▸ Description of the task: Could you print every record below exactly as it appears?

* start Dataset excerpts *

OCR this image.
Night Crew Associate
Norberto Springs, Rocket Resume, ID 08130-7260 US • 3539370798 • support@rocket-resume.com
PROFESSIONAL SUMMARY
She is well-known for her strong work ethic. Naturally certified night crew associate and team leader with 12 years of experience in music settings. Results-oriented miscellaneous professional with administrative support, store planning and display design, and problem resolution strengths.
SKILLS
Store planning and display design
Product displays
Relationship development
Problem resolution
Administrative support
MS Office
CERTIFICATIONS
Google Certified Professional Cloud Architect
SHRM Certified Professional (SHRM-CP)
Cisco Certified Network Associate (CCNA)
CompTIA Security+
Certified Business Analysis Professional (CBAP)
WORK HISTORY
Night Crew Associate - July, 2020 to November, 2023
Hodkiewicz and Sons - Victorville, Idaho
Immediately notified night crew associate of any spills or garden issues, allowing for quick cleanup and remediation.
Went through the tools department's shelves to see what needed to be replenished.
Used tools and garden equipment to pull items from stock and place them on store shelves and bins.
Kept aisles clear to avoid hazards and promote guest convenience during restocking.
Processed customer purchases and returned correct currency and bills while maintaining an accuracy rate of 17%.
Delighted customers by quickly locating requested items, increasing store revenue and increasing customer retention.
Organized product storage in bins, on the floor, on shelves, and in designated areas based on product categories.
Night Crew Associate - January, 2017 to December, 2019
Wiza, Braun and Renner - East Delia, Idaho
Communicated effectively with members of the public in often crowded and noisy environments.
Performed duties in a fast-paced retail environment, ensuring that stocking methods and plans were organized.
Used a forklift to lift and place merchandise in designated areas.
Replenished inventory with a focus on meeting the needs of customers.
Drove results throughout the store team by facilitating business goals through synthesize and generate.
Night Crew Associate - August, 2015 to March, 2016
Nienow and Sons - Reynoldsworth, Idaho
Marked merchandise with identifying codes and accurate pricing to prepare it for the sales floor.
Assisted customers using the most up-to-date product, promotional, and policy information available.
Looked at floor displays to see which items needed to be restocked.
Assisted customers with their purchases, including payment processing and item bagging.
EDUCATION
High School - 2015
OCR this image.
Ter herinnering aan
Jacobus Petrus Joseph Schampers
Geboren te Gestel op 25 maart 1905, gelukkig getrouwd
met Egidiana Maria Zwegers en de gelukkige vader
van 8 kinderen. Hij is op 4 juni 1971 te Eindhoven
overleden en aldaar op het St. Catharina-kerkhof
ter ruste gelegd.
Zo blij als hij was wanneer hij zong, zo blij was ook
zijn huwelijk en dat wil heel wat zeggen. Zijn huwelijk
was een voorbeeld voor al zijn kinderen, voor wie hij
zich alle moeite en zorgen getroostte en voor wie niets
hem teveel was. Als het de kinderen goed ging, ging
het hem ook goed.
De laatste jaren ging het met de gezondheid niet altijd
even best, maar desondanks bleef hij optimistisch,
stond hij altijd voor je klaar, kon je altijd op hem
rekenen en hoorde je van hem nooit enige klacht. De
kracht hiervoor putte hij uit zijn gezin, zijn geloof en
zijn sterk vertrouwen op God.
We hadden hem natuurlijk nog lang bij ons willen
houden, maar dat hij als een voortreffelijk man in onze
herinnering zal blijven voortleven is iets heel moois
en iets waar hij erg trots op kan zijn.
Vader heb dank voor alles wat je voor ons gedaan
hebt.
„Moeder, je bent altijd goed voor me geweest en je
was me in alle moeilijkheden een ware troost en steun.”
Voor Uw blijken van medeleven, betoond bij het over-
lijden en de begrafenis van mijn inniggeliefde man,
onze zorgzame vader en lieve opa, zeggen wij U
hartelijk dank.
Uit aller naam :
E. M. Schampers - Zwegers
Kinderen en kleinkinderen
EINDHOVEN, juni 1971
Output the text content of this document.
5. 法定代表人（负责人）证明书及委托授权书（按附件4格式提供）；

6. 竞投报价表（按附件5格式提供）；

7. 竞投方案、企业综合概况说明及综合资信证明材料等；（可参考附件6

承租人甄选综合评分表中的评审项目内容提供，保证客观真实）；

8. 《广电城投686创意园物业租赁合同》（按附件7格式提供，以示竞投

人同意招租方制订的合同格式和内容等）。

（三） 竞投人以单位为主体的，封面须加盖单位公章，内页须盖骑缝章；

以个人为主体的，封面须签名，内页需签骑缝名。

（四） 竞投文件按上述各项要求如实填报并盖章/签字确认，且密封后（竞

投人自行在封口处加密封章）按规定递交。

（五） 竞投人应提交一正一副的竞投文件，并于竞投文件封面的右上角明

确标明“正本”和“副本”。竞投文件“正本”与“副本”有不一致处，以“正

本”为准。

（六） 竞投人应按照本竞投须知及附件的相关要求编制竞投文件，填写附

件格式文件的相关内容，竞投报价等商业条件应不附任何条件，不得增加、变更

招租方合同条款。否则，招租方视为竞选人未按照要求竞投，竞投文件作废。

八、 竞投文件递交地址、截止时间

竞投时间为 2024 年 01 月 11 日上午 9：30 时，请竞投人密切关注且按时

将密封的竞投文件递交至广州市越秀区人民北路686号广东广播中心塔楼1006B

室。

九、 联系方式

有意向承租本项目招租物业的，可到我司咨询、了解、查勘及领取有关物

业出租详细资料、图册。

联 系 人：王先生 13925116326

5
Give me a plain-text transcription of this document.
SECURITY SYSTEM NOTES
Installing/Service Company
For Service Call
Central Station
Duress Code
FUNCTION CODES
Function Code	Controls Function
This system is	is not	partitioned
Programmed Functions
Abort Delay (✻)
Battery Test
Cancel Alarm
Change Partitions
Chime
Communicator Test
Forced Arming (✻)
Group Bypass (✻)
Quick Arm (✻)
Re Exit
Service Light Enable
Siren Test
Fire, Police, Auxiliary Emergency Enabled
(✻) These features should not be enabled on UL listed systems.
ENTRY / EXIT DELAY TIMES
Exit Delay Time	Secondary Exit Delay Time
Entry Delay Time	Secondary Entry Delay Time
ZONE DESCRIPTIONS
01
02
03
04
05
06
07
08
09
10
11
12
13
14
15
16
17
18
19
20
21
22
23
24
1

* end Dataset excerpts *

▸ Solution:
OCR this image.
Night Crew Associate
Norberto Springs, Rocket Resume, ID 08130-7260 US • 3539370798 • support@rocket-resume.com
PROFESSIONAL SUMMARY
She is well-known for her strong work ethic. Naturally certified night crew associate and team leader with 12 years of experience in music settings. Results-oriented miscellaneous professional with administrative support, store planning and display design, and problem resolution strengths.
SKILLS
Store planning and display design
Product displays
Relationship development
Problem resolution
Administrative support
MS Office
CERTIFICATIONS
Google Certified Professional Cloud Architect
SHRM Certified Professional (SHRM-CP)
Cisco Certified Network Associate (CCNA)
CompTIA Security+
Certified Business Analysis Professional (CBAP)
WORK HISTORY
Night Crew Associate - July, 2020 to November, 2023
Hodkiewicz and Sons - Victorville, Idaho
Immediately notified night crew associate of any spills or garden issues, allowing for quick cleanup and remediation.
Went through the tools department's shelves to see what needed to be replenished.
Used tools and garden equipment to pull items from stock and place them on store shelves and bins.
Kept aisles clear to avoid hazards and promote guest convenience during restocking.
Processed customer purchases and returned correct currency and bills while maintaining an accuracy rate of 17%.
Delighted customers by quickly locating requested items, increasing store revenue and increasing customer retention.
Organized product storage in bins, on the floor, on shelves, and in designated areas based on product categories.
Night Crew Associate - January, 2017 to December, 2019
Wiza, Braun and Renner - East Delia, Idaho
Communicated effectively with members of the public in often crowded and noisy environments.
Performed duties in a fast-paced retail environment, ensuring that stocking methods and plans were organized.
Used a forklift to lift and place merchandise in designated areas.
Replenished inventory with a focus on meeting the needs of customers.
Drove results throughout the store team by facilitating business goals through synthesize and generate.
Night Crew Associate - August, 2015 to March, 2016
Nienow and Sons - Reynoldsworth, Idaho
Marked merchandise with identifying codes and accurate pricing to prepare it for the sales floor.
Assisted customers using the most up-to-date product, promotional, and policy information available.
Looked at floor displays to see which items needed to be restocked.
Assisted customers with their purchases, including payment processing and item bagging.
EDUCATION
High School - 2015
OCR this image.
Ter herinnering aan
Jacobus Petrus Joseph Schampers
Geboren te Gestel op 25 maart 1905, gelukkig getrouwd
met Egidiana Maria Zwegers en de gelukkige vader
van 8 kinderen. Hij is op 4 juni 1971 te Eindhoven
overleden en aldaar op het St. Catharina-kerkhof
ter ruste gelegd.
Zo blij als hij was wanneer hij zong, zo blij was ook
zijn huwelijk en dat wil heel wat zeggen. Zijn huwelijk
was een voorbeeld voor al zijn kinderen, voor wie hij
zich alle moeite en zorgen getroostte en voor wie niets
hem teveel was. Als het de kinderen goed ging, ging
het hem ook goed.
De laatste jaren ging het met de gezondheid niet altijd
even best, maar desondanks bleef hij optimistisch,
stond hij altijd voor je klaar, kon je altijd op hem
rekenen en hoorde je van hem nooit enige klacht. De
kracht hiervoor putte hij uit zijn gezin, zijn geloof en
zijn sterk vertrouwen op God.
We hadden hem natuurlijk nog lang bij ons willen
houden, maar dat hij als een voortreffelijk man in onze
herinnering zal blijven voortleven is iets heel moois
en iets waar hij erg trots op kan zijn.
Vader heb dank voor alles wat je voor ons gedaan
hebt.
„Moeder, je bent altijd goed voor me geweest en je
was me in alle moeilijkheden een ware troost en steun.”
Voor Uw blijken van medeleven, betoond bij het over-
lijden en de begrafenis van mijn inniggeliefde man,
onze zorgzame vader en lieve opa, zeggen wij U
hartelijk dank.
Uit aller naam :
E. M. Schampers - Zwegers
Kinderen en kleinkinderen
EINDHOVEN, juni 1971
Output the text content of this document.
5. 法定代表人（负责人）证明书及委托授权书（按附件4格式提供）；

6. 竞投报价表（按附件5格式提供）；

7. 竞投方案、企业综合概况说明及综合资信证明材料等；（可参考附件6

承租人甄选综合评分表中的评审项目内容提供，保证客观真实）；

8. 《广电城投686创意园物业租赁合同》（按附件7格式提供，以示竞投

人同意招租方制订的合同格式和内容等）。

（三） 竞投人以单位为主体的，封面须加盖单位公章，内页须盖骑缝章；

以个人为主体的，封面须签名，内页需签骑缝名。

（四） 竞投文件按上述各项要求如实填报并盖章/签字确认，且密封后（竞

投人自行在封口处加密封章）按规定递交。

（五） 竞投人应提交一正一副的竞投文件，并于竞投文件封面的右上角明

确标明“正本”和“副本”。竞投文件“正本”与“副本”有不一致处，以“正

本”为准。

（六） 竞投人应按照本竞投须知及附件的相关要求编制竞投文件，填写附

件格式文件的相关内容，竞投报价等商业条件应不附任何条件，不得增加、变更

招租方合同条款。否则，招租方视为竞选人未按照要求竞投，竞投文件作废。

八、 竞投文件递交地址、截止时间

竞投时间为 2024 年 01 月 11 日上午 9：30 时，请竞投人密切关注且按时

将密封的竞投文件递交至广州市越秀区人民北路686号广东广播中心塔楼1006B

室。

九、 联系方式

有意向承租本项目招租物业的，可到我司咨询、了解、查勘及领取有关物

业出租详细资料、图册。

联 系 人：王先生 13925116326

5
Give me a plain-text transcription of this document.
SECURITY SYSTEM NOTES
Installing/Service Company
For Service Call
Central Station
Duress Code
FUNCTION CODES
Function Code	Controls Function
This system is	is not	partitioned
Programmed Functions
Abort Delay (✻)
Battery Test
Cancel Alarm
Change Partitions
Chime
Communicator Test
Forced Arming (✻)
Group Bypass (✻)
Quick Arm (✻)
Re Exit
Service Light Enable
Siren Test
Fire, Police, Auxiliary Emergency Enabled
(✻) These features should not be enabled on UL listed systems.
ENTRY / EXIT DELAY TIMES
Exit Delay Time	Secondary Exit Delay Time
Entry Delay Time	Secondary Entry Delay Time
ZONE DESCRIPTIONS
01
02
03
04
05
06
07
08
09
10
11
12
13
14
15
16
17
18
19
20
21
22
23
24
1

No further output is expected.